# Dataset content
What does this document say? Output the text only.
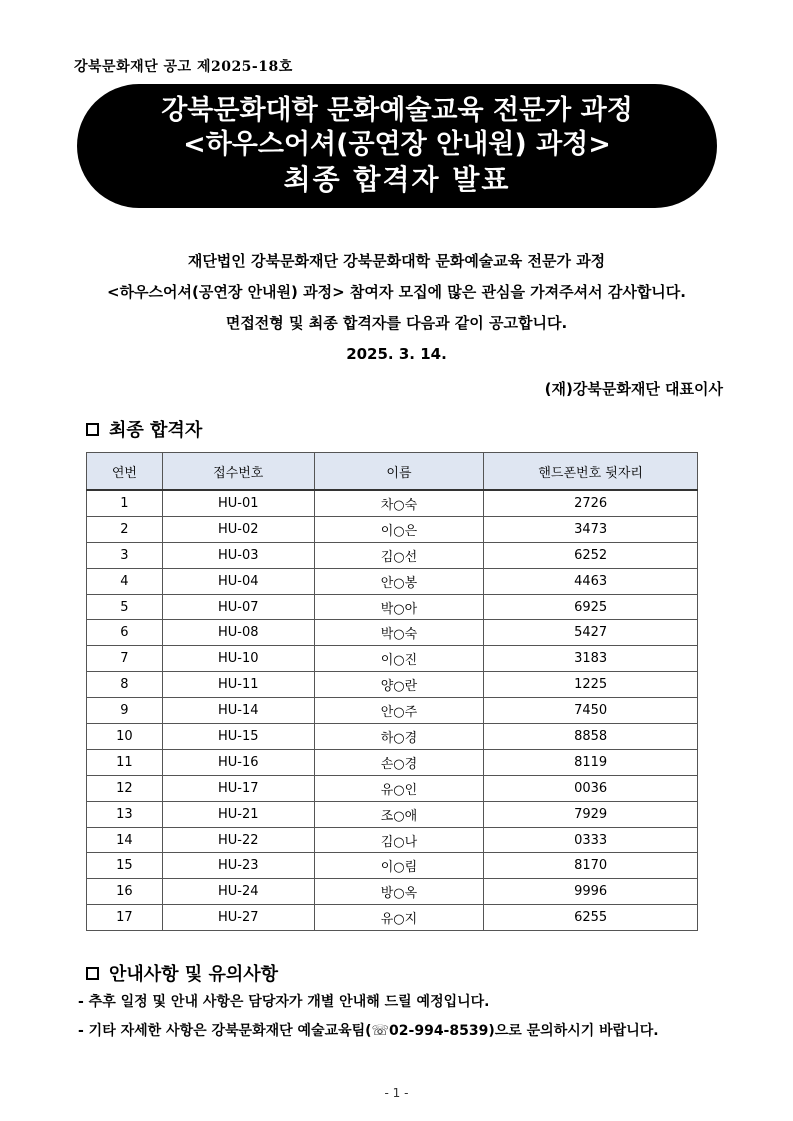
강북문화재단 공고 제2025-18호
강북문화대학 문화예술교육 전문가 과정
<하우스어셔(공연장 안내원) 과정>
최종 합격자 발표
재단법인 강북문화재단 강북문화대학 문화예술교육 전문가 과정
<하우스어셔(공연장 안내원) 과정> 참여자 모집에 많은 관심을 가져주셔서 감사합니다.
면접전형 및 최종 합격자를 다음과 같이 공고합니다.
2025. 3. 14.
(재)강북문화재단 대표이사
최종 합격자
연번	접수번호	이름	핸드폰번호 뒷자리
1	HU-01	차○숙	2726
2	HU-02	이○은	3473
3	HU-03	김○선	6252
4	HU-04	안○봉	4463
5	HU-07	박○아	6925
6	HU-08	박○숙	5427
7	HU-10	이○진	3183
8	HU-11	양○란	1225
9	HU-14	안○주	7450
10	HU-15	하○경	8858
11	HU-16	손○경	8119
12	HU-17	유○인	0036
13	HU-21	조○애	7929
14	HU-22	김○나	0333
15	HU-23	이○림	8170
16	HU-24	방○옥	9996
17	HU-27	유○지	6255
안내사항 및 유의사항
- 추후 일정 및 안내 사항은 담당자가 개별 안내해 드릴 예정입니다.
- 기타 자세한 사항은 강북문화재단 예술교육팀(☏02-994-8539)으로 문의하시기 바랍니다.
- 1 -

# What is being asked
Every line above should be repeated exactly; pictures stay out of the copy.

# Expected answer
What does this document say? Output the text only.
강북문화재단 공고 제2025-18호
강북문화대학 문화예술교육 전문가 과정
<하우스어셔(공연장 안내원) 과정>
최종 합격자 발표
재단법인 강북문화재단 강북문화대학 문화예술교육 전문가 과정
<하우스어셔(공연장 안내원) 과정> 참여자 모집에 많은 관심을 가져주셔서 감사합니다.
면접전형 및 최종 합격자를 다음과 같이 공고합니다.
2025. 3. 14.
(재)강북문화재단 대표이사
최종 합격자
연번	접수번호	이름	핸드폰번호 뒷자리
1	HU-01	차○숙	2726
2	HU-02	이○은	3473
3	HU-03	김○선	6252
4	HU-04	안○봉	4463
5	HU-07	박○아	6925
6	HU-08	박○숙	5427
7	HU-10	이○진	3183
8	HU-11	양○란	1225
9	HU-14	안○주	7450
10	HU-15	하○경	8858
11	HU-16	손○경	8119
12	HU-17	유○인	0036
13	HU-21	조○애	7929
14	HU-22	김○나	0333
15	HU-23	이○림	8170
16	HU-24	방○옥	9996
17	HU-27	유○지	6255
안내사항 및 유의사항
- 추후 일정 및 안내 사항은 담당자가 개별 안내해 드릴 예정입니다.
- 기타 자세한 사항은 강북문화재단 예술교육팀(☏02-994-8539)으로 문의하시기 바랍니다.
- 1 -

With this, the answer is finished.